Requirement ::
Write down every entry below once more, exactly.

Records provided ::
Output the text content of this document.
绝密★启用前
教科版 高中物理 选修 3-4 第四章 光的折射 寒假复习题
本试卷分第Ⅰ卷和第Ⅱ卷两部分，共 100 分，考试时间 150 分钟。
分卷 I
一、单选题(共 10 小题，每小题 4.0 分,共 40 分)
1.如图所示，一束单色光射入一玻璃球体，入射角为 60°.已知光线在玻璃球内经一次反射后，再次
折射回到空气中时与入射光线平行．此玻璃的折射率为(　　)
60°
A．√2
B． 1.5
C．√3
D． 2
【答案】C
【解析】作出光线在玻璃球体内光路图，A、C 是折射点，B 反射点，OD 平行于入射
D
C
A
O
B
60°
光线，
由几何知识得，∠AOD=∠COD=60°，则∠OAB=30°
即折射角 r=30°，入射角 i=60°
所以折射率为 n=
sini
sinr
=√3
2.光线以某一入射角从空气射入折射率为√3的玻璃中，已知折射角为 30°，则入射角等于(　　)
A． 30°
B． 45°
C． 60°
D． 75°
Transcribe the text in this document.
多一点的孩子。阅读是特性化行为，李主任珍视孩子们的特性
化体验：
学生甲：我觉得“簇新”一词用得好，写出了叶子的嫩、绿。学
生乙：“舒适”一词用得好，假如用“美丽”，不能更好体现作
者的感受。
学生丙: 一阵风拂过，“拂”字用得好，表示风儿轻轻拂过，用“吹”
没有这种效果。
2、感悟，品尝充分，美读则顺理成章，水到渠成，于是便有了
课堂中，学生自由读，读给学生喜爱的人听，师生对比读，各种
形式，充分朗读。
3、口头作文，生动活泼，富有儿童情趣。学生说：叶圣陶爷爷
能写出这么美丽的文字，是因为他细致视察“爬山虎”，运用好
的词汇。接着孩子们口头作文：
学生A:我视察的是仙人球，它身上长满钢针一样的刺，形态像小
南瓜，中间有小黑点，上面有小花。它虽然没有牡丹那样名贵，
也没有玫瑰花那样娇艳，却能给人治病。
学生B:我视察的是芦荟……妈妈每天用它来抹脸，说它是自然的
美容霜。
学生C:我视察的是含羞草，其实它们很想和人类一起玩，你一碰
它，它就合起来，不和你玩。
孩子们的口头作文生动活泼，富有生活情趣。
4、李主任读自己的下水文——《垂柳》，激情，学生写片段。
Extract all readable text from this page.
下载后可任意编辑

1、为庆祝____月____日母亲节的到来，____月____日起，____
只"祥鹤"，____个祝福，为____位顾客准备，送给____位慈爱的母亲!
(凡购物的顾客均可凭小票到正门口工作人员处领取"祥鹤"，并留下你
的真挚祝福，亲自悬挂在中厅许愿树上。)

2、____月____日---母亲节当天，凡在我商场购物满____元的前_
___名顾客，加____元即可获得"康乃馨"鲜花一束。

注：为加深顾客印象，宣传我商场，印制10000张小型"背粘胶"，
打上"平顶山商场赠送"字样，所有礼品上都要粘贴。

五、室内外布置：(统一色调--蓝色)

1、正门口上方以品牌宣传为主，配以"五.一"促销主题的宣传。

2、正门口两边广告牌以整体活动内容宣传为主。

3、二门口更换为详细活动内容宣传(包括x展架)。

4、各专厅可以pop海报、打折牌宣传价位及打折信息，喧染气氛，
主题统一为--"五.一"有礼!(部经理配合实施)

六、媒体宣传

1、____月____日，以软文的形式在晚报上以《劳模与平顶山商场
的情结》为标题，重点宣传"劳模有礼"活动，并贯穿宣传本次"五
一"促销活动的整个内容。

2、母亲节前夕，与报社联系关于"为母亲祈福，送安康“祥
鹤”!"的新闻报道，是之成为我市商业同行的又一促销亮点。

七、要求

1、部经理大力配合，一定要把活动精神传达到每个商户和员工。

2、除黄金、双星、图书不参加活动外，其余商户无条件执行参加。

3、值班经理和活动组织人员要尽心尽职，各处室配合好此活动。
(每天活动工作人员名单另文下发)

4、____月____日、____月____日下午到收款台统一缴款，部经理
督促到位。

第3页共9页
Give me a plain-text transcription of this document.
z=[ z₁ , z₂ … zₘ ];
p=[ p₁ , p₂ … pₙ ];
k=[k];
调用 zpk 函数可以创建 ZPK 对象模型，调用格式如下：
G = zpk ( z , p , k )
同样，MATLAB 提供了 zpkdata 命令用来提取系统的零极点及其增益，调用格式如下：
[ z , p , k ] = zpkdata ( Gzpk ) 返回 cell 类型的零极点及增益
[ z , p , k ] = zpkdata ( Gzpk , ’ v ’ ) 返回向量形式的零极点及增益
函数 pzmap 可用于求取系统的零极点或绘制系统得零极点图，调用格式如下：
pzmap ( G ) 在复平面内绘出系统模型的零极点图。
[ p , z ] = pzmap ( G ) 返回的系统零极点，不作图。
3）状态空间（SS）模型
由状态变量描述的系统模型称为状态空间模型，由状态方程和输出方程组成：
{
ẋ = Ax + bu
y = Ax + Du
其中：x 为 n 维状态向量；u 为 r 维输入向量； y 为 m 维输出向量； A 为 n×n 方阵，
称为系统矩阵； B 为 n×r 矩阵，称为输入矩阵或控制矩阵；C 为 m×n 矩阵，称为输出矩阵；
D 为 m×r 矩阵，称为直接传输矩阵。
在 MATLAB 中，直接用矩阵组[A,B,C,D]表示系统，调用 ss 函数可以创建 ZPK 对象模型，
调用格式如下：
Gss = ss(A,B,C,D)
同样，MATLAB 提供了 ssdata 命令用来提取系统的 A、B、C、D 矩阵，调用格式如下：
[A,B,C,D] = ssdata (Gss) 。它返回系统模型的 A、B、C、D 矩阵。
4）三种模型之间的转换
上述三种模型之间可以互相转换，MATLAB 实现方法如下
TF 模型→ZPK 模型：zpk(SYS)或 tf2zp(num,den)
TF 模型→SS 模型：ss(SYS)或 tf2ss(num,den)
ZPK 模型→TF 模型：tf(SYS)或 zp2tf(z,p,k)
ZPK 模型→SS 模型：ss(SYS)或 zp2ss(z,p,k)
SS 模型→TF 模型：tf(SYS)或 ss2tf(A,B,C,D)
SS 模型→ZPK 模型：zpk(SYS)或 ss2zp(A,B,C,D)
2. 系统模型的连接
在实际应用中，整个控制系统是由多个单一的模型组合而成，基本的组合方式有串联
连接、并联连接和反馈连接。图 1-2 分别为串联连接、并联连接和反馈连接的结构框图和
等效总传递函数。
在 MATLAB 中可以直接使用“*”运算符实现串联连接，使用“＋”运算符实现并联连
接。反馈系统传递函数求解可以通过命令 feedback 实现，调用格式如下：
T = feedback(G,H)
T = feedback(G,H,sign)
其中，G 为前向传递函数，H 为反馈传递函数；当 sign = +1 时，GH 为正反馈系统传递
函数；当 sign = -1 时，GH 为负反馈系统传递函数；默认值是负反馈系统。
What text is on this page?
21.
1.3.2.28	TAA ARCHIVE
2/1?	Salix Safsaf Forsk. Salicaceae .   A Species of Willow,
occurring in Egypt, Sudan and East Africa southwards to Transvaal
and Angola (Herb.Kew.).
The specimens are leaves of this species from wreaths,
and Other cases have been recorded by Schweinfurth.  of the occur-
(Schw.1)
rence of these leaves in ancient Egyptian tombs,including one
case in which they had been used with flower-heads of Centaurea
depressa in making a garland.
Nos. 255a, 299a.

Task solution ::
Output the text content of this document.
绝密★启用前
教科版 高中物理 选修 3-4 第四章 光的折射 寒假复习题
本试卷分第Ⅰ卷和第Ⅱ卷两部分，共 100 分，考试时间 150 分钟。
分卷 I
一、单选题(共 10 小题，每小题 4.0 分,共 40 分)
1.如图所示，一束单色光射入一玻璃球体，入射角为 60°.已知光线在玻璃球内经一次反射后，再次
折射回到空气中时与入射光线平行．此玻璃的折射率为(　　)
60°
A．√2
B． 1.5
C．√3
D． 2
【答案】C
【解析】作出光线在玻璃球体内光路图，A、C 是折射点，B 反射点，OD 平行于入射
D
C
A
O
B
60°
光线，
由几何知识得，∠AOD=∠COD=60°，则∠OAB=30°
即折射角 r=30°，入射角 i=60°
所以折射率为 n=
sini
sinr
=√3
2.光线以某一入射角从空气射入折射率为√3的玻璃中，已知折射角为 30°，则入射角等于(　　)
A． 30°
B． 45°
C． 60°
D． 75°
Transcribe the text in this document.
多一点的孩子。阅读是特性化行为，李主任珍视孩子们的特性
化体验：
学生甲：我觉得“簇新”一词用得好，写出了叶子的嫩、绿。学
生乙：“舒适”一词用得好，假如用“美丽”，不能更好体现作
者的感受。
学生丙: 一阵风拂过，“拂”字用得好，表示风儿轻轻拂过，用“吹”
没有这种效果。
2、感悟，品尝充分，美读则顺理成章，水到渠成，于是便有了
课堂中，学生自由读，读给学生喜爱的人听，师生对比读，各种
形式，充分朗读。
3、口头作文，生动活泼，富有儿童情趣。学生说：叶圣陶爷爷
能写出这么美丽的文字，是因为他细致视察“爬山虎”，运用好
的词汇。接着孩子们口头作文：
学生A:我视察的是仙人球，它身上长满钢针一样的刺，形态像小
南瓜，中间有小黑点，上面有小花。它虽然没有牡丹那样名贵，
也没有玫瑰花那样娇艳，却能给人治病。
学生B:我视察的是芦荟……妈妈每天用它来抹脸，说它是自然的
美容霜。
学生C:我视察的是含羞草，其实它们很想和人类一起玩，你一碰
它，它就合起来，不和你玩。
孩子们的口头作文生动活泼，富有生活情趣。
4、李主任读自己的下水文——《垂柳》，激情，学生写片段。
Extract all readable text from this page.
下载后可任意编辑

1、为庆祝____月____日母亲节的到来，____月____日起，____
只"祥鹤"，____个祝福，为____位顾客准备，送给____位慈爱的母亲!
(凡购物的顾客均可凭小票到正门口工作人员处领取"祥鹤"，并留下你
的真挚祝福，亲自悬挂在中厅许愿树上。)

2、____月____日---母亲节当天，凡在我商场购物满____元的前_
___名顾客，加____元即可获得"康乃馨"鲜花一束。

注：为加深顾客印象，宣传我商场，印制10000张小型"背粘胶"，
打上"平顶山商场赠送"字样，所有礼品上都要粘贴。

五、室内外布置：(统一色调--蓝色)

1、正门口上方以品牌宣传为主，配以"五.一"促销主题的宣传。

2、正门口两边广告牌以整体活动内容宣传为主。

3、二门口更换为详细活动内容宣传(包括x展架)。

4、各专厅可以pop海报、打折牌宣传价位及打折信息，喧染气氛，
主题统一为--"五.一"有礼!(部经理配合实施)

六、媒体宣传

1、____月____日，以软文的形式在晚报上以《劳模与平顶山商场
的情结》为标题，重点宣传"劳模有礼"活动，并贯穿宣传本次"五
一"促销活动的整个内容。

2、母亲节前夕，与报社联系关于"为母亲祈福，送安康“祥
鹤”!"的新闻报道，是之成为我市商业同行的又一促销亮点。

七、要求

1、部经理大力配合，一定要把活动精神传达到每个商户和员工。

2、除黄金、双星、图书不参加活动外，其余商户无条件执行参加。

3、值班经理和活动组织人员要尽心尽职，各处室配合好此活动。
(每天活动工作人员名单另文下发)

4、____月____日、____月____日下午到收款台统一缴款，部经理
督促到位。

第3页共9页
Give me a plain-text transcription of this document.
z=[ z₁ , z₂ … zₘ ];
p=[ p₁ , p₂ … pₙ ];
k=[k];
调用 zpk 函数可以创建 ZPK 对象模型，调用格式如下：
G = zpk ( z , p , k )
同样，MATLAB 提供了 zpkdata 命令用来提取系统的零极点及其增益，调用格式如下：
[ z , p , k ] = zpkdata ( Gzpk ) 返回 cell 类型的零极点及增益
[ z , p , k ] = zpkdata ( Gzpk , ’ v ’ ) 返回向量形式的零极点及增益
函数 pzmap 可用于求取系统的零极点或绘制系统得零极点图，调用格式如下：
pzmap ( G ) 在复平面内绘出系统模型的零极点图。
[ p , z ] = pzmap ( G ) 返回的系统零极点，不作图。
3）状态空间（SS）模型
由状态变量描述的系统模型称为状态空间模型，由状态方程和输出方程组成：
{
ẋ = Ax + bu
y = Ax + Du
其中：x 为 n 维状态向量；u 为 r 维输入向量； y 为 m 维输出向量； A 为 n×n 方阵，
称为系统矩阵； B 为 n×r 矩阵，称为输入矩阵或控制矩阵；C 为 m×n 矩阵，称为输出矩阵；
D 为 m×r 矩阵，称为直接传输矩阵。
在 MATLAB 中，直接用矩阵组[A,B,C,D]表示系统，调用 ss 函数可以创建 ZPK 对象模型，
调用格式如下：
Gss = ss(A,B,C,D)
同样，MATLAB 提供了 ssdata 命令用来提取系统的 A、B、C、D 矩阵，调用格式如下：
[A,B,C,D] = ssdata (Gss) 。它返回系统模型的 A、B、C、D 矩阵。
4）三种模型之间的转换
上述三种模型之间可以互相转换，MATLAB 实现方法如下
TF 模型→ZPK 模型：zpk(SYS)或 tf2zp(num,den)
TF 模型→SS 模型：ss(SYS)或 tf2ss(num,den)
ZPK 模型→TF 模型：tf(SYS)或 zp2tf(z,p,k)
ZPK 模型→SS 模型：ss(SYS)或 zp2ss(z,p,k)
SS 模型→TF 模型：tf(SYS)或 ss2tf(A,B,C,D)
SS 模型→ZPK 模型：zpk(SYS)或 ss2zp(A,B,C,D)
2. 系统模型的连接
在实际应用中，整个控制系统是由多个单一的模型组合而成，基本的组合方式有串联
连接、并联连接和反馈连接。图 1-2 分别为串联连接、并联连接和反馈连接的结构框图和
等效总传递函数。
在 MATLAB 中可以直接使用“*”运算符实现串联连接，使用“＋”运算符实现并联连
接。反馈系统传递函数求解可以通过命令 feedback 实现，调用格式如下：
T = feedback(G,H)
T = feedback(G,H,sign)
其中，G 为前向传递函数，H 为反馈传递函数；当 sign = +1 时，GH 为正反馈系统传递
函数；当 sign = -1 时，GH 为负反馈系统传递函数；默认值是负反馈系统。
What text is on this page?
21.
1.3.2.28	TAA ARCHIVE
2/1?	Salix Safsaf Forsk. Salicaceae .   A Species of Willow,
occurring in Egypt, Sudan and East Africa southwards to Transvaal
and Angola (Herb.Kew.).
The specimens are leaves of this species from wreaths,
and Other cases have been recorded by Schweinfurth.  of the occur-
(Schw.1)
rence of these leaves in ancient Egyptian tombs,including one
case in which they had been used with flower-heads of Centaurea
depressa in making a garland.
Nos. 255a, 299a.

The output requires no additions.